Pictures are not part of the copy; repeat everything else in the records exactly.

_ _ _ _

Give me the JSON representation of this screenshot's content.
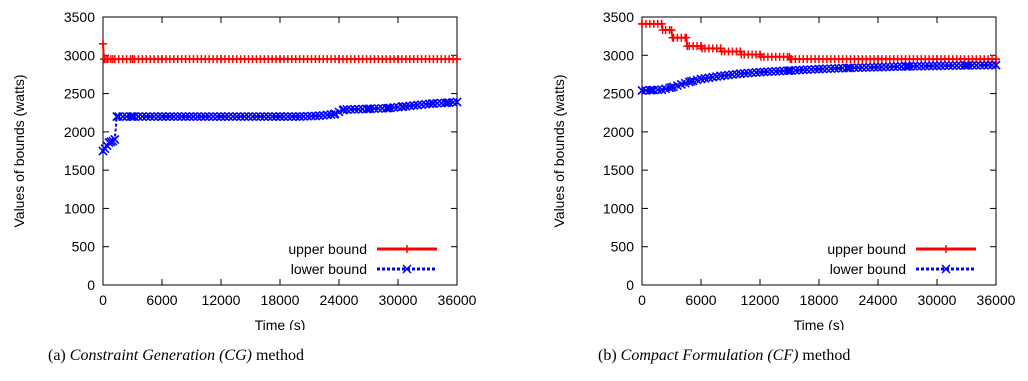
{
  "chart_data": [
    {
      "type": "line",
      "xlabel": "Time (s)",
      "ylabel": "Values of bounds (watts)",
      "xlim": [
        0,
        36000
      ],
      "ylim": [
        0,
        3500
      ],
      "xticks": [
        0,
        6000,
        12000,
        18000,
        24000,
        30000,
        36000
      ],
      "yticks": [
        0,
        500,
        1000,
        1500,
        2000,
        2500,
        3000,
        3500
      ],
      "legend_position": "bottom-right",
      "caption": {
        "prefix": "(a)",
        "title": "Constraint Generation (CG)",
        "suffix": "method"
      },
      "series": [
        {
          "name": "upper bound",
          "color": "#ff0000",
          "marker": "plus",
          "x": [
            0,
            100,
            200,
            500,
            1000,
            3000,
            6000,
            12000,
            18000,
            24000,
            30000,
            36000
          ],
          "y": [
            3150,
            2950,
            2950,
            2950,
            2950,
            2950,
            2950,
            2950,
            2950,
            2950,
            2950,
            2950
          ]
        },
        {
          "name": "lower bound",
          "color": "#0000ff",
          "marker": "cross",
          "x": [
            0,
            200,
            400,
            600,
            800,
            1000,
            1200,
            1400,
            3000,
            6000,
            12000,
            18000,
            20000,
            22000,
            23500,
            24500,
            27000,
            29000,
            30500,
            32000,
            33500,
            35000,
            36000
          ],
          "y": [
            1750,
            1780,
            1820,
            1860,
            1870,
            1880,
            1900,
            2200,
            2200,
            2200,
            2200,
            2200,
            2200,
            2210,
            2230,
            2290,
            2300,
            2310,
            2330,
            2350,
            2370,
            2380,
            2390
          ]
        }
      ]
    },
    {
      "type": "line",
      "xlabel": "Time (s)",
      "ylabel": "Values of bounds (watts)",
      "xlim": [
        0,
        36000
      ],
      "ylim": [
        0,
        3500
      ],
      "xticks": [
        0,
        6000,
        12000,
        18000,
        24000,
        30000,
        36000
      ],
      "yticks": [
        0,
        500,
        1000,
        1500,
        2000,
        2500,
        3000,
        3500
      ],
      "legend_position": "bottom-right",
      "caption": {
        "prefix": "(b)",
        "title": "Compact Formulation (CF)",
        "suffix": "method"
      },
      "series": [
        {
          "name": "upper bound",
          "color": "#ff0000",
          "marker": "plus",
          "x": [
            0,
            2000,
            2100,
            3000,
            3100,
            4500,
            4600,
            6000,
            6100,
            8000,
            8100,
            10000,
            10100,
            12000,
            12100,
            15000,
            15100,
            24000,
            30000,
            36000
          ],
          "y": [
            3410,
            3410,
            3330,
            3330,
            3230,
            3230,
            3120,
            3120,
            3090,
            3090,
            3050,
            3050,
            3010,
            3010,
            2980,
            2980,
            2950,
            2950,
            2950,
            2950
          ]
        },
        {
          "name": "lower bound",
          "color": "#0000ff",
          "marker": "cross",
          "x": [
            0,
            1000,
            2000,
            3000,
            4000,
            5000,
            6000,
            8000,
            10000,
            12000,
            15000,
            18000,
            21000,
            24000,
            27000,
            30000,
            33000,
            36000
          ],
          "y": [
            2540,
            2545,
            2550,
            2580,
            2620,
            2660,
            2690,
            2730,
            2760,
            2780,
            2800,
            2820,
            2835,
            2845,
            2855,
            2862,
            2868,
            2872
          ]
        }
      ]
    }
  ]
}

_ _ _ _

= Complete response =
Give me the JSON representation of this screenshot's content.
{
  "chart_data": [
    {
      "type": "line",
      "xlabel": "Time (s)",
      "ylabel": "Values of bounds (watts)",
      "xlim": [
        0,
        36000
      ],
      "ylim": [
        0,
        3500
      ],
      "xticks": [
        0,
        6000,
        12000,
        18000,
        24000,
        30000,
        36000
      ],
      "yticks": [
        0,
        500,
        1000,
        1500,
        2000,
        2500,
        3000,
        3500
      ],
      "legend_position": "bottom-right",
      "caption": {
        "prefix": "(a)",
        "title": "Constraint Generation (CG)",
        "suffix": "method"
      },
      "series": [
        {
          "name": "upper bound",
          "color": "#ff0000",
          "marker": "plus",
          "x": [
            0,
            100,
            200,
            500,
            1000,
            3000,
            6000,
            12000,
            18000,
            24000,
            30000,
            36000
          ],
          "y": [
            3150,
            2950,
            2950,
            2950,
            2950,
            2950,
            2950,
            2950,
            2950,
            2950,
            2950,
            2950
          ]
        },
        {
          "name": "lower bound",
          "color": "#0000ff",
          "marker": "cross",
          "x": [
            0,
            200,
            400,
            600,
            800,
            1000,
            1200,
            1400,
            3000,
            6000,
            12000,
            18000,
            20000,
            22000,
            23500,
            24500,
            27000,
            29000,
            30500,
            32000,
            33500,
            35000,
            36000
          ],
          "y": [
            1750,
            1780,
            1820,
            1860,
            1870,
            1880,
            1900,
            2200,
            2200,
            2200,
            2200,
            2200,
            2200,
            2210,
            2230,
            2290,
            2300,
            2310,
            2330,
            2350,
            2370,
            2380,
            2390
          ]
        }
      ]
    },
    {
      "type": "line",
      "xlabel": "Time (s)",
      "ylabel": "Values of bounds (watts)",
      "xlim": [
        0,
        36000
      ],
      "ylim": [
        0,
        3500
      ],
      "xticks": [
        0,
        6000,
        12000,
        18000,
        24000,
        30000,
        36000
      ],
      "yticks": [
        0,
        500,
        1000,
        1500,
        2000,
        2500,
        3000,
        3500
      ],
      "legend_position": "bottom-right",
      "caption": {
        "prefix": "(b)",
        "title": "Compact Formulation (CF)",
        "suffix": "method"
      },
      "series": [
        {
          "name": "upper bound",
          "color": "#ff0000",
          "marker": "plus",
          "x": [
            0,
            2000,
            2100,
            3000,
            3100,
            4500,
            4600,
            6000,
            6100,
            8000,
            8100,
            10000,
            10100,
            12000,
            12100,
            15000,
            15100,
            24000,
            30000,
            36000
          ],
          "y": [
            3410,
            3410,
            3330,
            3330,
            3230,
            3230,
            3120,
            3120,
            3090,
            3090,
            3050,
            3050,
            3010,
            3010,
            2980,
            2980,
            2950,
            2950,
            2950,
            2950
          ]
        },
        {
          "name": "lower bound",
          "color": "#0000ff",
          "marker": "cross",
          "x": [
            0,
            1000,
            2000,
            3000,
            4000,
            5000,
            6000,
            8000,
            10000,
            12000,
            15000,
            18000,
            21000,
            24000,
            27000,
            30000,
            33000,
            36000
          ],
          "y": [
            2540,
            2545,
            2550,
            2580,
            2620,
            2660,
            2690,
            2730,
            2760,
            2780,
            2800,
            2820,
            2835,
            2845,
            2855,
            2862,
            2868,
            2872
          ]
        }
      ]
    }
  ]
}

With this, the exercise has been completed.